* start The data *
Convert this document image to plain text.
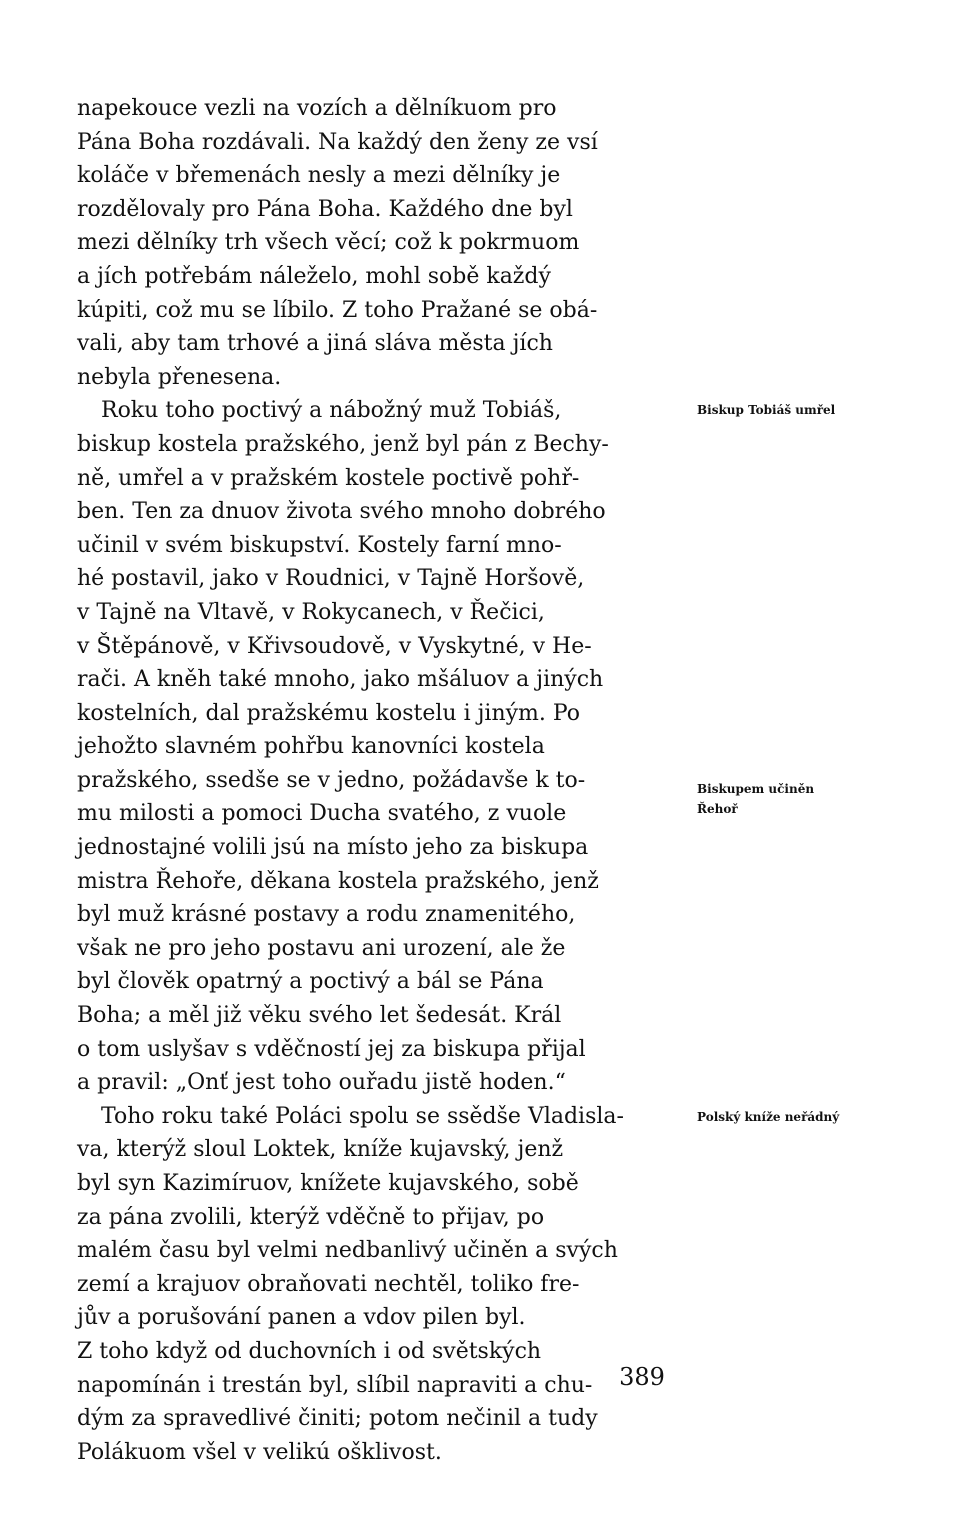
napekouce vezli na vozích a dělníkuom pro
Pána Boha rozdávali. Na každý den ženy ze vsí
koláče v břemenách nesly a mezi dělníky je
rozdělovaly pro Pána Boha. Každého dne byl
mezi dělníky trh všech věcí; což k pokrmuom
a jích potřebám náleželo, mohl sobě každý
kúpiti, což mu se líbilo. Z toho Pražané se obá-
vali, aby tam trhové a jiná sláva města jích
nebyla přenesena.
Roku toho poctivý a nábožný muž Tobiáš,
biskup kostela pražského, jenž byl pán z Bechy-
ně, umřel a v pražském kostele poctivě pohř-
ben. Ten za dnuov života svého mnoho dobrého
učinil v svém biskupství. Kostely farní mno-
hé postavil, jako v Roudnici, v Tajně Horšově,
v Tajně na Vltavě, v Rokycanech, v Řečici,
v Štěpánově, v Křivsoudově, v Vyskytné, v He-
rači. A kněh také mnoho, jako mšáluov a jiných
kostelních, dal pražskému kostelu i jiným. Po
jehožto slavném pohřbu kanovníci kostela
pražského, ssedše se v jedno, požádavše k to-
mu milosti a pomoci Ducha svatého, z vuole
jednostajné volili jsú na místo jeho za biskupa
mistra Řehoře, děkana kostela pražského, jenž
byl muž krásné postavy a rodu znamenitého,
však ne pro jeho postavu ani urození, ale že
byl člověk opatrný a poctivý a bál se Pána
Boha; a měl již věku svého let šedesát. Král
o tom uslyšav s vděčností jej za biskupa přijal
a pravil: „Onť jest toho ouřadu jistě hoden.“
Toho roku také Poláci spolu se ssědše Vladisla-
va, kterýž sloul Loktek, kníže kujavský, jenž
byl syn Kazimíruov, knížete kujavského, sobě
za pána zvolili, kterýž vděčně to přijav, po
malém času byl velmi nedbanlivý učiněn a svých
zemí a krajuov obraňovati nechtěl, toliko fre-
jův a porušování panen a vdov pilen byl.
Z toho když od duchovních i od světských
napomínán i trestán byl, slíbil napraviti a chu-
dým za spravedlivé činiti; potom nečinil a tudy
Polákuom všel v velikú ošklivost.
Biskup Tobiáš umřel
Biskupem učiněn
Řehoř
Polský kníže neřádný
389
* end The data *
Exercise requirements
Leave out the pictures and print each record exactly as it stands.

Right answer
Convert this document image to plain text.
napekouce vezli na vozích a dělníkuom pro
Pána Boha rozdávali. Na každý den ženy ze vsí
koláče v břemenách nesly a mezi dělníky je
rozdělovaly pro Pána Boha. Každého dne byl
mezi dělníky trh všech věcí; což k pokrmuom
a jích potřebám náleželo, mohl sobě každý
kúpiti, což mu se líbilo. Z toho Pražané se obá-
vali, aby tam trhové a jiná sláva města jích
nebyla přenesena.
Roku toho poctivý a nábožný muž Tobiáš,
biskup kostela pražského, jenž byl pán z Bechy-
ně, umřel a v pražském kostele poctivě pohř-
ben. Ten za dnuov života svého mnoho dobrého
učinil v svém biskupství. Kostely farní mno-
hé postavil, jako v Roudnici, v Tajně Horšově,
v Tajně na Vltavě, v Rokycanech, v Řečici,
v Štěpánově, v Křivsoudově, v Vyskytné, v He-
rači. A kněh také mnoho, jako mšáluov a jiných
kostelních, dal pražskému kostelu i jiným. Po
jehožto slavném pohřbu kanovníci kostela
pražského, ssedše se v jedno, požádavše k to-
mu milosti a pomoci Ducha svatého, z vuole
jednostajné volili jsú na místo jeho za biskupa
mistra Řehoře, děkana kostela pražského, jenž
byl muž krásné postavy a rodu znamenitého,
však ne pro jeho postavu ani urození, ale že
byl člověk opatrný a poctivý a bál se Pána
Boha; a měl již věku svého let šedesát. Král
o tom uslyšav s vděčností jej za biskupa přijal
a pravil: „Onť jest toho ouřadu jistě hoden.“
Toho roku také Poláci spolu se ssědše Vladisla-
va, kterýž sloul Loktek, kníže kujavský, jenž
byl syn Kazimíruov, knížete kujavského, sobě
za pána zvolili, kterýž vděčně to přijav, po
malém času byl velmi nedbanlivý učiněn a svých
zemí a krajuov obraňovati nechtěl, toliko fre-
jův a porušování panen a vdov pilen byl.
Z toho když od duchovních i od světských
napomínán i trestán byl, slíbil napraviti a chu-
dým za spravedlivé činiti; potom nečinil a tudy
Polákuom všel v velikú ošklivost.
Biskup Tobiáš umřel
Biskupem učiněn
Řehoř
Polský kníže neřádný
389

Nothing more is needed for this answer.